## SHORT TASK
Retype the records from their first line through the line containing "gas-cell: 8. 005 [167, 324, 234, 340]", including that line, keeping every character unchanged.

========

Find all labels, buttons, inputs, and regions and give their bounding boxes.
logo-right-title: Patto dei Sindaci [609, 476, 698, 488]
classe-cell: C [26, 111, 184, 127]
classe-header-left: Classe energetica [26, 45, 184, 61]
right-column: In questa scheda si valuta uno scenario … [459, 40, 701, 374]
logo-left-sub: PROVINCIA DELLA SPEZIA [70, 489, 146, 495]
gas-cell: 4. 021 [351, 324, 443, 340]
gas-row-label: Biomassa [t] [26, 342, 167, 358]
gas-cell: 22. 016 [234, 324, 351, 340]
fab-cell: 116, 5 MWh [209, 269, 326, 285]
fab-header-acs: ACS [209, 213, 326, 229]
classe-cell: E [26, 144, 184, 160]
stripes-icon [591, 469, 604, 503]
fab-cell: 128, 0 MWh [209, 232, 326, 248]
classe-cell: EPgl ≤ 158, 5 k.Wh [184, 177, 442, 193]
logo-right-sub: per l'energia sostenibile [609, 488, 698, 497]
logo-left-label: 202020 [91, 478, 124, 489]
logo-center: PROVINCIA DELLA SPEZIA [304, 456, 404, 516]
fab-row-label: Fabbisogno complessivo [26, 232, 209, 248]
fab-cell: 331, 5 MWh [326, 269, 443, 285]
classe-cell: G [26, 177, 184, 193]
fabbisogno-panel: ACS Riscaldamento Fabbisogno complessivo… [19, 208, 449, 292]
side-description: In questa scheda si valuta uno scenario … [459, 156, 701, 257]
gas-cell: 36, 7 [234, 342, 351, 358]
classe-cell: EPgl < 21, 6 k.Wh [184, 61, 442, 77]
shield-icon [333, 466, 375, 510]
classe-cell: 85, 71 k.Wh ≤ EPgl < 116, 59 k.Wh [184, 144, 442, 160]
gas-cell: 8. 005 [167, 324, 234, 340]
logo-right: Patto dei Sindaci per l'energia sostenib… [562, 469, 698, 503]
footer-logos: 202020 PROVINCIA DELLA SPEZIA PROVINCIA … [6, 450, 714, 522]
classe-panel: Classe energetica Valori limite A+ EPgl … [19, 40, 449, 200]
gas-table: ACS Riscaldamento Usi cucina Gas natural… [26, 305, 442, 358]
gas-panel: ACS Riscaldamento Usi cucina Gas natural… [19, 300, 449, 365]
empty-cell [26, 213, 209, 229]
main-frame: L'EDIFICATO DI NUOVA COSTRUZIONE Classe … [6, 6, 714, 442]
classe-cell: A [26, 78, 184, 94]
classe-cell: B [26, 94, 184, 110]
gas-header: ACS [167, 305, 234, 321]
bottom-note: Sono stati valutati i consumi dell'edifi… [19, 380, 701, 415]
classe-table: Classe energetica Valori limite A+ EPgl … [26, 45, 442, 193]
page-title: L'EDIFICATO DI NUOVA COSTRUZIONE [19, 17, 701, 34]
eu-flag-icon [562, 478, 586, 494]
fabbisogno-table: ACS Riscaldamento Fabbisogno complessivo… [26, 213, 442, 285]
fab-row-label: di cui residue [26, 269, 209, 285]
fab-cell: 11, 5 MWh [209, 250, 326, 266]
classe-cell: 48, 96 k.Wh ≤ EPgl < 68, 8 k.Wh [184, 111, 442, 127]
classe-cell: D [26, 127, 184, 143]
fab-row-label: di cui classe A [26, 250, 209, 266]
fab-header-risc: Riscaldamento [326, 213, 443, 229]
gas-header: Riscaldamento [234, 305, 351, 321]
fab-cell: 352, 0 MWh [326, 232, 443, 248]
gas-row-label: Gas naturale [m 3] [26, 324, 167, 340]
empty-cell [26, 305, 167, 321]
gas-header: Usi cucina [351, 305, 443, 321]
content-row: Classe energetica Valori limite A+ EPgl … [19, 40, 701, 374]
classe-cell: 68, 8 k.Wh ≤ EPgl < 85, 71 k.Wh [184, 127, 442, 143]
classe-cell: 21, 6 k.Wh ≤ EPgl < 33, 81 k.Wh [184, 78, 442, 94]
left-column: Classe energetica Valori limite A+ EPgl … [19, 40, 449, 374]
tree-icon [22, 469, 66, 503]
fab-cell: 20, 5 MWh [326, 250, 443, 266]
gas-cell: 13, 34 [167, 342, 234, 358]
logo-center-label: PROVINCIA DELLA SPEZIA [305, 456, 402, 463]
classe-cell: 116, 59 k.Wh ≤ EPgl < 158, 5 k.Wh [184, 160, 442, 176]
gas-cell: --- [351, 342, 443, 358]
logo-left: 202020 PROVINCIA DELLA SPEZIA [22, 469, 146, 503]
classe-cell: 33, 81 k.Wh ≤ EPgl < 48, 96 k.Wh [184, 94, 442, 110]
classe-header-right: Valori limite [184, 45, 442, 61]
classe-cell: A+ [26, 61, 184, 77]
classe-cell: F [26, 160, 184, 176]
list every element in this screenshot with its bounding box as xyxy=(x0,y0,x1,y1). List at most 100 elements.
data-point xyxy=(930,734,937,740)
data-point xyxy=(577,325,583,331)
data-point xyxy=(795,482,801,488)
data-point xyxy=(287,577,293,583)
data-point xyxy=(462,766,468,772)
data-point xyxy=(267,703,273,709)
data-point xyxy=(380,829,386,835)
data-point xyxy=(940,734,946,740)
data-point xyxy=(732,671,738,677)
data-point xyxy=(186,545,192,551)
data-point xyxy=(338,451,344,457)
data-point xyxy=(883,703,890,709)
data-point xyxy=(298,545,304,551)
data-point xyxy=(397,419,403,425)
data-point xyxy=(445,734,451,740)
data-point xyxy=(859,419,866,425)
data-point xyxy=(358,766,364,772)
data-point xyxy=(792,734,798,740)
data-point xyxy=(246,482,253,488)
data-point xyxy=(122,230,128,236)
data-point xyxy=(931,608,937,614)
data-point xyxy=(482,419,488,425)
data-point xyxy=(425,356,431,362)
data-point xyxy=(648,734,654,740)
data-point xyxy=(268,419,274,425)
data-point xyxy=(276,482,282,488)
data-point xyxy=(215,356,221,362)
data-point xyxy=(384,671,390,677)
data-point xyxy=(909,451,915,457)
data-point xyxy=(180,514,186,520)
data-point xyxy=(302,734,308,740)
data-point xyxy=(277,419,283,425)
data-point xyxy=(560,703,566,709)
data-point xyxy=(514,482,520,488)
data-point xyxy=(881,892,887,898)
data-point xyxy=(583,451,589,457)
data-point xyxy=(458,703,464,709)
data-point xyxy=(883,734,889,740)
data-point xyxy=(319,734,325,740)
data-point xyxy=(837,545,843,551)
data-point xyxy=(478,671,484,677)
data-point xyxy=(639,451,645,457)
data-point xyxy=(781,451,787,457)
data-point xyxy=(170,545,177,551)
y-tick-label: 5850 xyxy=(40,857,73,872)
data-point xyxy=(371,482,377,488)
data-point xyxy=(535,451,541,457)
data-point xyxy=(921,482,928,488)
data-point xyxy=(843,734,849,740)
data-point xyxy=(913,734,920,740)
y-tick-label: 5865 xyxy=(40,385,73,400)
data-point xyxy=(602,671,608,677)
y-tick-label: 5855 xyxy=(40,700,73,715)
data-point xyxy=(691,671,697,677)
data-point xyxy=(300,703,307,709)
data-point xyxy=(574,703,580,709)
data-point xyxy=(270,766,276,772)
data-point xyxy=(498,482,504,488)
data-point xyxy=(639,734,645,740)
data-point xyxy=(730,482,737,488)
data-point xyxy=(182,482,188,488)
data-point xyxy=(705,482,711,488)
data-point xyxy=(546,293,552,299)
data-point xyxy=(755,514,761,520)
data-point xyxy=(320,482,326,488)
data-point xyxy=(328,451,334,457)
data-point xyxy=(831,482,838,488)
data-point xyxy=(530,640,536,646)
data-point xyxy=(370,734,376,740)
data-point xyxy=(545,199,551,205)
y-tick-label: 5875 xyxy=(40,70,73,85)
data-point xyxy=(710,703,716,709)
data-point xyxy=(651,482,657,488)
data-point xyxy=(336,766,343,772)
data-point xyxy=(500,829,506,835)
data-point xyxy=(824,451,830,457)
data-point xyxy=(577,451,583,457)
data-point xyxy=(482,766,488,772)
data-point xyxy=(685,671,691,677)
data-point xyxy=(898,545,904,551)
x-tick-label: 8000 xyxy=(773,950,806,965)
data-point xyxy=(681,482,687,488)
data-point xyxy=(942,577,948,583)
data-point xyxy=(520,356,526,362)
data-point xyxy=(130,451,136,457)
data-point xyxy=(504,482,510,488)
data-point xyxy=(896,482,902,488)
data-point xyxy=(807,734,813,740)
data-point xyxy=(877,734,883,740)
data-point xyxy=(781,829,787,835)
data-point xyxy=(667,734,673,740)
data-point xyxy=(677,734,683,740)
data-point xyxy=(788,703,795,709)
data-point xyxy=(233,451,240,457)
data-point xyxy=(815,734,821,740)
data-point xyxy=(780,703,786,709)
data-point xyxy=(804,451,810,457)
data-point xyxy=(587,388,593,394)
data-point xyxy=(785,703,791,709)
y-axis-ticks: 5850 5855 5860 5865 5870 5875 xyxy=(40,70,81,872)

========

## RESPONSE TO THIS TASK
Find all labels, buttons, inputs, and regions and give their bounding boxes.
logo-right-title: Patto dei Sindaci [609, 476, 698, 488]
classe-cell: C [26, 111, 184, 127]
classe-header-left: Classe energetica [26, 45, 184, 61]
right-column: In questa scheda si valuta uno scenario … [459, 40, 701, 374]
logo-left-sub: PROVINCIA DELLA SPEZIA [70, 489, 146, 495]
gas-cell: 4. 021 [351, 324, 443, 340]
gas-row-label: Biomassa [t] [26, 342, 167, 358]
gas-cell: 22. 016 [234, 324, 351, 340]
fab-cell: 116, 5 MWh [209, 269, 326, 285]
fab-header-acs: ACS [209, 213, 326, 229]
classe-cell: E [26, 144, 184, 160]
stripes-icon [591, 469, 604, 503]
fab-cell: 128, 0 MWh [209, 232, 326, 248]
classe-cell: EPgl ≤ 158, 5 k.Wh [184, 177, 442, 193]
logo-right-sub: per l'energia sostenibile [609, 488, 698, 497]
logo-left-label: 202020 [91, 478, 124, 489]
logo-center: PROVINCIA DELLA SPEZIA [304, 456, 404, 516]
fab-row-label: Fabbisogno complessivo [26, 232, 209, 248]
fab-cell: 331, 5 MWh [326, 269, 443, 285]
classe-cell: G [26, 177, 184, 193]
fabbisogno-panel: ACS Riscaldamento Fabbisogno complessivo… [19, 208, 449, 292]
side-description: In questa scheda si valuta uno scenario … [459, 156, 701, 257]
gas-cell: 36, 7 [234, 342, 351, 358]
classe-cell: EPgl < 21, 6 k.Wh [184, 61, 442, 77]
shield-icon [333, 466, 375, 510]
classe-cell: 85, 71 k.Wh ≤ EPgl < 116, 59 k.Wh [184, 144, 442, 160]
gas-cell: 8. 005 [167, 324, 234, 340]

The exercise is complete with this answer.